====== DATA FOR THIS TASK ======

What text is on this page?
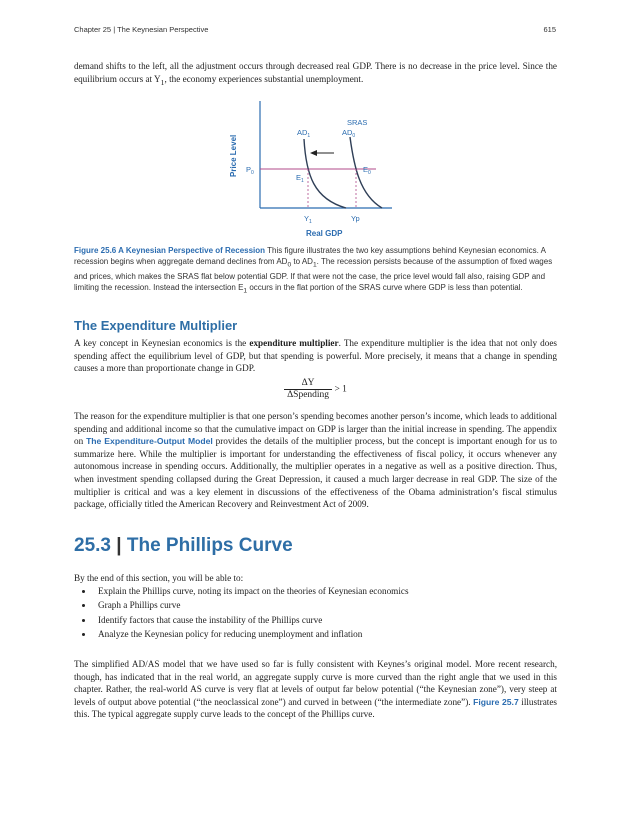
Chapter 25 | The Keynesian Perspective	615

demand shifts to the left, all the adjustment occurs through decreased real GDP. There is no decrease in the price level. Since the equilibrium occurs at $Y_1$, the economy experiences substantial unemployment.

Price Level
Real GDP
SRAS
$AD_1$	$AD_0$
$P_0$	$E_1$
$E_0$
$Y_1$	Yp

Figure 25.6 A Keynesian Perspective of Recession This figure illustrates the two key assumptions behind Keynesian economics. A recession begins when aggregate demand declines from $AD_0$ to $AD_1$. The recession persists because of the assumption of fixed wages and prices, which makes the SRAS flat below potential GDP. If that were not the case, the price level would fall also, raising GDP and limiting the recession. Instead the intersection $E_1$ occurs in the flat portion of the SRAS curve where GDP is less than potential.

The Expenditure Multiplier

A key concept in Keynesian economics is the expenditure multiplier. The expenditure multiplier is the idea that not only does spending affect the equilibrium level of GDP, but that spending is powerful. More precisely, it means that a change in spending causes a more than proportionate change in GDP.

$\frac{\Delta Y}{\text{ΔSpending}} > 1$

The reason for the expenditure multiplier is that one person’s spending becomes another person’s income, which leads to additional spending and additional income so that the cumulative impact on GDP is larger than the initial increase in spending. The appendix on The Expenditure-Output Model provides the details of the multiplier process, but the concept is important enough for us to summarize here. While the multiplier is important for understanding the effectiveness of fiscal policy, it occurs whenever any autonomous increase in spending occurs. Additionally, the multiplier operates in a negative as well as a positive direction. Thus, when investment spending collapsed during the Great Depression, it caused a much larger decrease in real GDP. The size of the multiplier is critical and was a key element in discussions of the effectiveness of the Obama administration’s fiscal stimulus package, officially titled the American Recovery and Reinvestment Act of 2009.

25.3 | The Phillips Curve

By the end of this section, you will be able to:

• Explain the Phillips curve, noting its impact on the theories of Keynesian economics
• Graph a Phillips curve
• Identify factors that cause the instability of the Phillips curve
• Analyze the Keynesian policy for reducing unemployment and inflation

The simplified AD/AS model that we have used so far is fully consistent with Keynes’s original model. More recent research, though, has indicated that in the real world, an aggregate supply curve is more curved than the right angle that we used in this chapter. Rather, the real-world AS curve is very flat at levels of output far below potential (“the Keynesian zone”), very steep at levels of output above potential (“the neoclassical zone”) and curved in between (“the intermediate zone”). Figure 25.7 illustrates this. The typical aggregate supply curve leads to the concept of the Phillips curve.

======

- **BRIEF**
Every line of the listing that holds "SRAS" should be found and copied.

- **EXERCISE ANSWER**
SRAS
Figure 25.6 A Keynesian Perspective of Recession This figure illustrates the two key assumptions behind Keynesian economics. A recession begins when aggregate demand declines from $AD_0$ to $AD_1$. The recession persists because of the assumption of fixed wages and prices, which makes the SRAS flat below potential GDP. If that were not the case, the price level would fall also, raising GDP and limiting the recession. Instead the intersection $E_1$ occurs in the flat portion of the SRAS curve where GDP is less than potential.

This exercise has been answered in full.